Figure contents as structured data:
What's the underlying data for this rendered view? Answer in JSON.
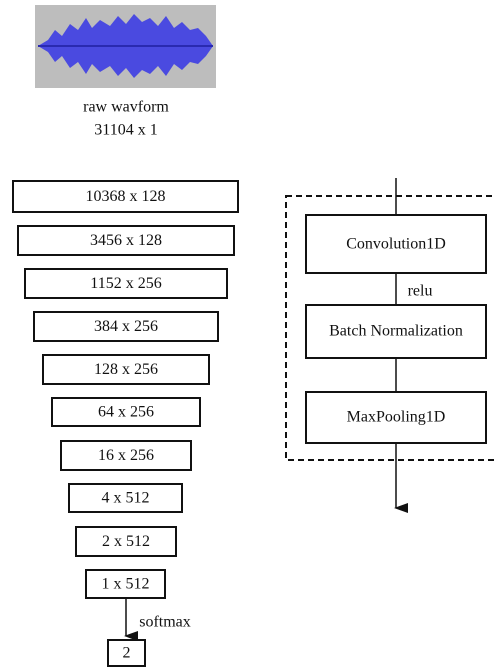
{
  "input": {
    "label": "raw wavform",
    "shape": "31104 x 1"
  },
  "layers": [
    "10368 x 128",
    "3456 x 128",
    "1152 x 256",
    "384 x 256",
    "128 x 256",
    "64 x 256",
    "16 x 256",
    "4 x 512",
    "2 x 512",
    "1 x 512"
  ],
  "output": {
    "activation": "softmax",
    "shape": "2"
  },
  "block": {
    "nodes": [
      "Convolution1D",
      "Batch Normalization",
      "MaxPooling1D"
    ],
    "activation": "relu"
  }
}
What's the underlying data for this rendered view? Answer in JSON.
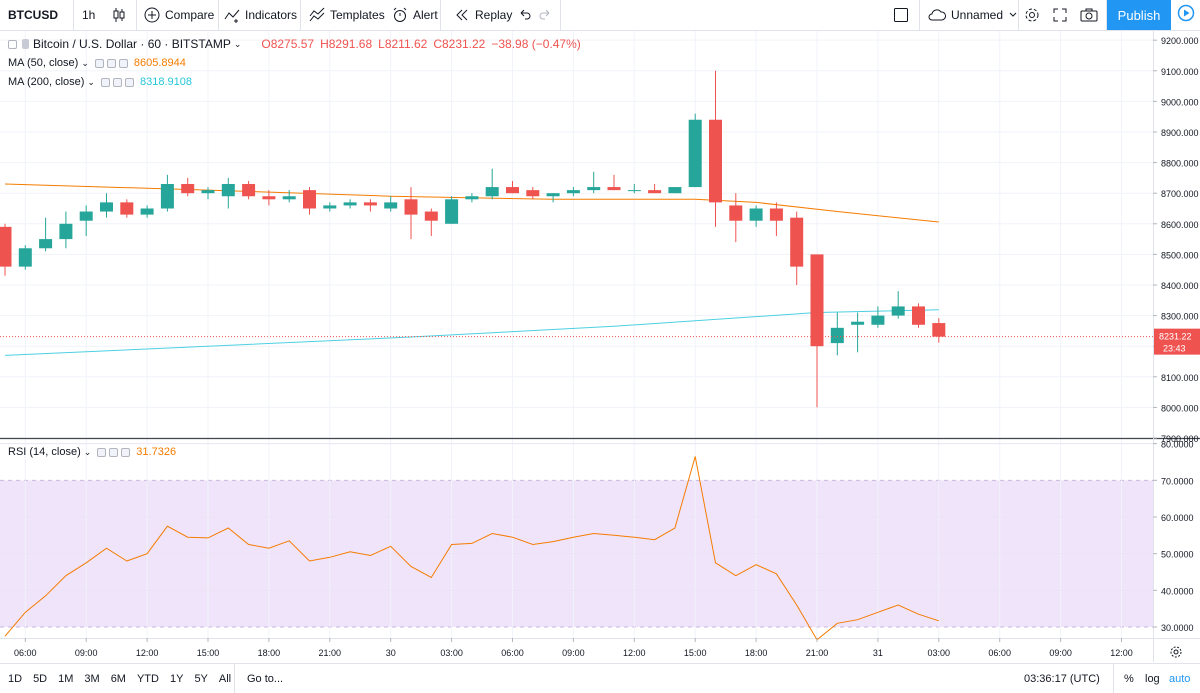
{
  "toolbar": {
    "symbol": "BTCUSD",
    "interval": "1h",
    "compare": "Compare",
    "indicators": "Indicators",
    "templates": "Templates",
    "alert": "Alert",
    "replay": "Replay",
    "layout_name": "Unnamed",
    "publish": "Publish"
  },
  "legend": {
    "main_title": "Bitcoin / U.S. Dollar · 60 · BITSTAMP",
    "open": "O8275.57",
    "high": "H8291.68",
    "low": "L8211.62",
    "close": "C8231.22",
    "change": "−38.98 (−0.47%)",
    "ma50_label": "MA (50, close)",
    "ma50_value": "8605.8944",
    "ma200_label": "MA (200, close)",
    "ma200_value": "8318.9108",
    "rsi_label": "RSI (14, close)",
    "rsi_value": "31.7326"
  },
  "price_tag": {
    "value": "8231.22",
    "countdown": "23:43"
  },
  "bottom": {
    "ranges": [
      "1D",
      "5D",
      "1M",
      "3M",
      "6M",
      "YTD",
      "1Y",
      "5Y",
      "All"
    ],
    "goto": "Go to...",
    "time": "03:36:17 (UTC)",
    "percent": "%",
    "log": "log",
    "auto": "auto"
  },
  "colors": {
    "up": "#26a69a",
    "down": "#ef5350",
    "ma50": "#f57c00",
    "ma200": "#4dd0e1",
    "rsi": "#f57c00",
    "rsi_band": "#f0e4fb",
    "publish": "#2196f3"
  },
  "chart_data": {
    "type": "candlestick",
    "price_axis": {
      "ylim": [
        7900,
        9230
      ],
      "ticks": [
        7900,
        8000,
        8100,
        8200,
        8300,
        8400,
        8500,
        8600,
        8700,
        8800,
        8900,
        9000,
        9100,
        9200
      ],
      "tick_labels": [
        "7900.000",
        "8000.000",
        "8100.000",
        "8200.000",
        "8300.000",
        "8400.000",
        "8500.000",
        "8600.000",
        "8700.000",
        "8800.000",
        "8900.000",
        "9000.000",
        "9100.000",
        "9200.000"
      ]
    },
    "x_axis": {
      "tick_labels": [
        "06:00",
        "09:00",
        "12:00",
        "15:00",
        "18:00",
        "21:00",
        "30",
        "03:00",
        "06:00",
        "09:00",
        "12:00",
        "15:00",
        "18:00",
        "21:00",
        "31",
        "03:00",
        "06:00",
        "09:00",
        "12:00"
      ],
      "tick_index": [
        1,
        4,
        7,
        10,
        13,
        16,
        19,
        22,
        25,
        28,
        31,
        34,
        37,
        40,
        43,
        46,
        49,
        52,
        55
      ],
      "first_candle_hour": "05:00"
    },
    "candles": [
      {
        "o": 8590,
        "h": 8600,
        "l": 8430,
        "c": 8460
      },
      {
        "o": 8460,
        "h": 8530,
        "l": 8450,
        "c": 8520
      },
      {
        "o": 8520,
        "h": 8620,
        "l": 8510,
        "c": 8550
      },
      {
        "o": 8550,
        "h": 8640,
        "l": 8520,
        "c": 8600
      },
      {
        "o": 8610,
        "h": 8660,
        "l": 8560,
        "c": 8640
      },
      {
        "o": 8640,
        "h": 8700,
        "l": 8620,
        "c": 8670
      },
      {
        "o": 8670,
        "h": 8680,
        "l": 8620,
        "c": 8630
      },
      {
        "o": 8630,
        "h": 8660,
        "l": 8620,
        "c": 8650
      },
      {
        "o": 8650,
        "h": 8760,
        "l": 8640,
        "c": 8730
      },
      {
        "o": 8730,
        "h": 8750,
        "l": 8690,
        "c": 8700
      },
      {
        "o": 8700,
        "h": 8720,
        "l": 8680,
        "c": 8710
      },
      {
        "o": 8690,
        "h": 8750,
        "l": 8650,
        "c": 8730
      },
      {
        "o": 8730,
        "h": 8740,
        "l": 8680,
        "c": 8690
      },
      {
        "o": 8690,
        "h": 8710,
        "l": 8660,
        "c": 8680
      },
      {
        "o": 8680,
        "h": 8710,
        "l": 8670,
        "c": 8690
      },
      {
        "o": 8710,
        "h": 8720,
        "l": 8630,
        "c": 8650
      },
      {
        "o": 8650,
        "h": 8670,
        "l": 8640,
        "c": 8660
      },
      {
        "o": 8660,
        "h": 8680,
        "l": 8650,
        "c": 8670
      },
      {
        "o": 8670,
        "h": 8680,
        "l": 8640,
        "c": 8660
      },
      {
        "o": 8650,
        "h": 8690,
        "l": 8640,
        "c": 8670
      },
      {
        "o": 8680,
        "h": 8720,
        "l": 8550,
        "c": 8630
      },
      {
        "o": 8640,
        "h": 8650,
        "l": 8560,
        "c": 8610
      },
      {
        "o": 8600,
        "h": 8690,
        "l": 8600,
        "c": 8680
      },
      {
        "o": 8680,
        "h": 8700,
        "l": 8670,
        "c": 8690
      },
      {
        "o": 8690,
        "h": 8780,
        "l": 8680,
        "c": 8720
      },
      {
        "o": 8720,
        "h": 8740,
        "l": 8700,
        "c": 8700
      },
      {
        "o": 8710,
        "h": 8720,
        "l": 8680,
        "c": 8690
      },
      {
        "o": 8690,
        "h": 8700,
        "l": 8670,
        "c": 8700
      },
      {
        "o": 8700,
        "h": 8720,
        "l": 8690,
        "c": 8710
      },
      {
        "o": 8710,
        "h": 8770,
        "l": 8700,
        "c": 8720
      },
      {
        "o": 8720,
        "h": 8760,
        "l": 8710,
        "c": 8710
      },
      {
        "o": 8710,
        "h": 8730,
        "l": 8700,
        "c": 8710
      },
      {
        "o": 8710,
        "h": 8730,
        "l": 8700,
        "c": 8700
      },
      {
        "o": 8700,
        "h": 8720,
        "l": 8700,
        "c": 8720
      },
      {
        "o": 8720,
        "h": 8960,
        "l": 8720,
        "c": 8940
      },
      {
        "o": 8940,
        "h": 9100,
        "l": 8590,
        "c": 8670
      },
      {
        "o": 8660,
        "h": 8700,
        "l": 8540,
        "c": 8610
      },
      {
        "o": 8610,
        "h": 8660,
        "l": 8590,
        "c": 8650
      },
      {
        "o": 8650,
        "h": 8670,
        "l": 8560,
        "c": 8610
      },
      {
        "o": 8620,
        "h": 8640,
        "l": 8400,
        "c": 8460
      },
      {
        "o": 8500,
        "h": 8500,
        "l": 8000,
        "c": 8200
      },
      {
        "o": 8210,
        "h": 8310,
        "l": 8170,
        "c": 8260
      },
      {
        "o": 8270,
        "h": 8310,
        "l": 8180,
        "c": 8280
      },
      {
        "o": 8270,
        "h": 8330,
        "l": 8260,
        "c": 8300
      },
      {
        "o": 8300,
        "h": 8380,
        "l": 8290,
        "c": 8330
      },
      {
        "o": 8330,
        "h": 8340,
        "l": 8260,
        "c": 8270
      },
      {
        "o": 8275.57,
        "h": 8291.68,
        "l": 8211.62,
        "c": 8231.22
      }
    ],
    "ma50": {
      "start": 8730,
      "end": 8606,
      "path": [
        [
          0,
          8730
        ],
        [
          10,
          8710
        ],
        [
          19,
          8690
        ],
        [
          27,
          8680
        ],
        [
          34,
          8680
        ],
        [
          37,
          8670
        ],
        [
          41,
          8640
        ],
        [
          46,
          8606
        ]
      ]
    },
    "ma200": {
      "start": 8170,
      "end": 8319,
      "path": [
        [
          0,
          8170
        ],
        [
          10,
          8200
        ],
        [
          20,
          8230
        ],
        [
          30,
          8265
        ],
        [
          40,
          8310
        ],
        [
          46,
          8319
        ]
      ]
    },
    "rsi": {
      "ylim": [
        27,
        81
      ],
      "ticks": [
        30,
        40,
        50,
        60,
        70,
        80
      ],
      "tick_labels": [
        "30.0000",
        "40.0000",
        "50.0000",
        "60.0000",
        "70.0000",
        "80.0000"
      ],
      "band": [
        30,
        70
      ],
      "values": [
        27.5,
        34,
        38.5,
        44,
        47.5,
        51.5,
        48,
        50,
        57.5,
        54.5,
        54.3,
        57,
        52.5,
        51.5,
        53.5,
        48,
        49,
        50.5,
        49.5,
        52,
        46.5,
        43.5,
        52.5,
        52.8,
        55.5,
        54.5,
        52.5,
        53.3,
        54.5,
        55.5,
        55,
        54.5,
        53.8,
        57,
        76.5,
        47.5,
        44,
        47,
        44.5,
        36,
        26.5,
        31,
        32,
        34,
        36,
        33.5,
        31.7
      ]
    }
  }
}
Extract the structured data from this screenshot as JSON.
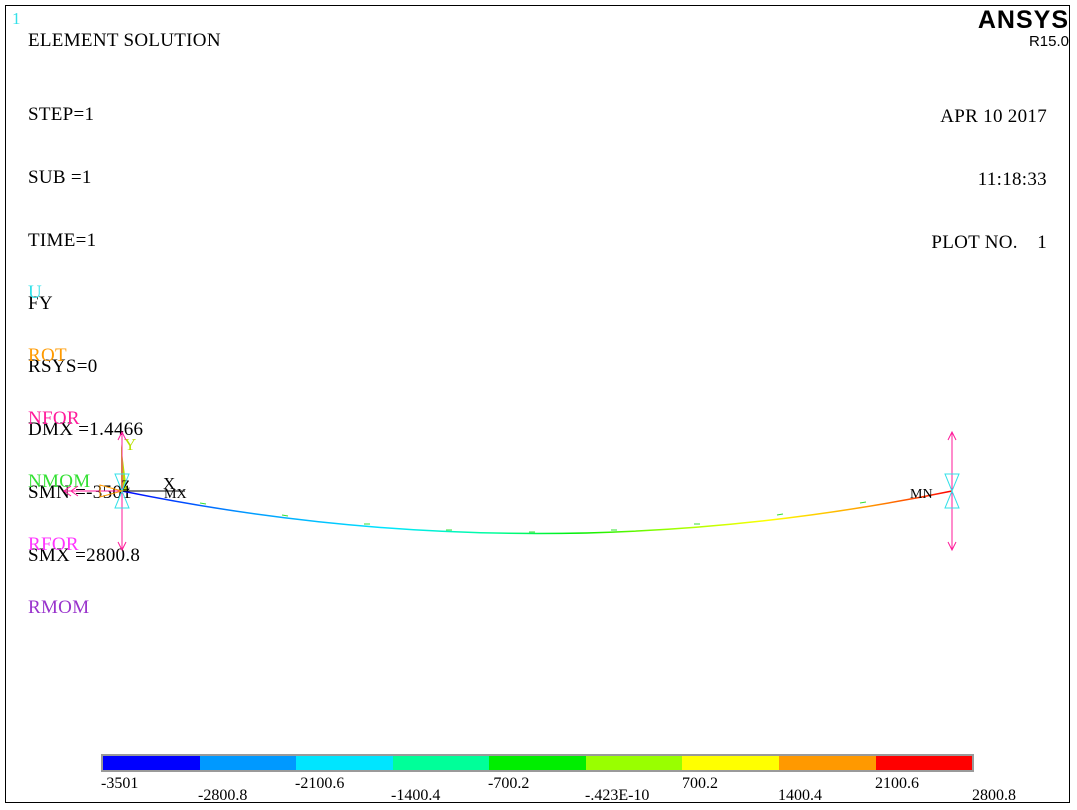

**What to work on**. Working from the entries above, return all lines that contain "close".

**Output for this exercise**.
    "close": "C8231.22",
    "ma50_label": "MA (50, close)",
    "ma200_label": "MA (200, close)",
    "rsi_label": "RSI (14, close)",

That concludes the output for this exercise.